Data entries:

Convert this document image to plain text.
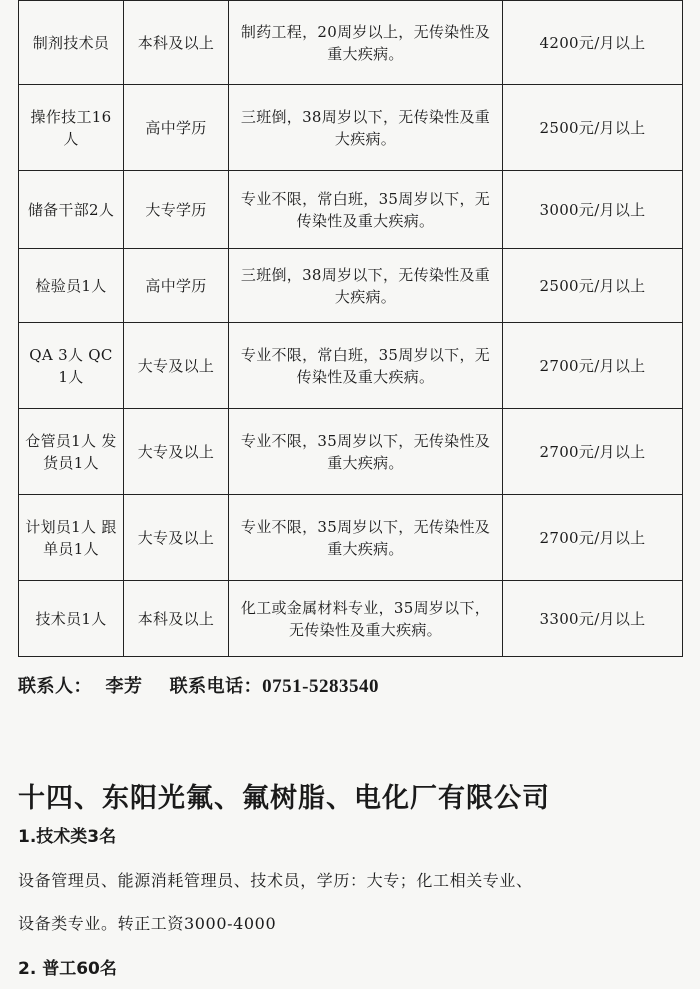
制剂技术员	本科及以上	制药工程，20周岁以上，无传染性及重大疾病。	4200元/月以上
操作技工16人	高中学历	三班倒，38周岁以下，无传染性及重大疾病。	2500元/月以上
储备干部2人	大专学历	专业不限，常白班，35周岁以下，无传染性及重大疾病。	3000元/月以上
检验员1人	高中学历	三班倒，38周岁以下，无传染性及重大疾病。	2500元/月以上
QA 3人 QC 1人	大专及以上	专业不限，常白班，35周岁以下，无传染性及重大疾病。	2700元/月以上
仓管员1人 发货员1人	大专及以上	专业不限，35周岁以下，无传染性及重大疾病。	2700元/月以上
计划员1人 跟单员1人	大专及以上	专业不限，35周岁以下，无传染性及重大疾病。	2700元/月以上
技术员1人	本科及以上	化工或金属材料专业，35周岁以下，无传染性及重大疾病。	3300元/月以上
联系人： 李芳 联系电话：0751-5283540
十四、东阳光氟、氟树脂、电化厂有限公司
1.技术类3名
设备管理员、能源消耗管理员、技术员，学历：大专；化工相关专业、
设备类专业。转正工资3000-4000
2. 普工60名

- EXERCISE REQUIREMENTS
Without the pictures, print the whole listing exactly as given.

- OUTPUT OF THE EXERCISE
Convert this document image to plain text.
制剂技术员	本科及以上	制药工程，20周岁以上，无传染性及重大疾病。	4200元/月以上
操作技工16人	高中学历	三班倒，38周岁以下，无传染性及重大疾病。	2500元/月以上
储备干部2人	大专学历	专业不限，常白班，35周岁以下，无传染性及重大疾病。	3000元/月以上
检验员1人	高中学历	三班倒，38周岁以下，无传染性及重大疾病。	2500元/月以上
QA 3人 QC 1人	大专及以上	专业不限，常白班，35周岁以下，无传染性及重大疾病。	2700元/月以上
仓管员1人 发货员1人	大专及以上	专业不限，35周岁以下，无传染性及重大疾病。	2700元/月以上
计划员1人 跟单员1人	大专及以上	专业不限，35周岁以下，无传染性及重大疾病。	2700元/月以上
技术员1人	本科及以上	化工或金属材料专业，35周岁以下，无传染性及重大疾病。	3300元/月以上
联系人： 李芳 联系电话：0751-5283540
十四、东阳光氟、氟树脂、电化厂有限公司
1.技术类3名
设备管理员、能源消耗管理员、技术员，学历：大专；化工相关专业、
设备类专业。转正工资3000-4000
2. 普工60名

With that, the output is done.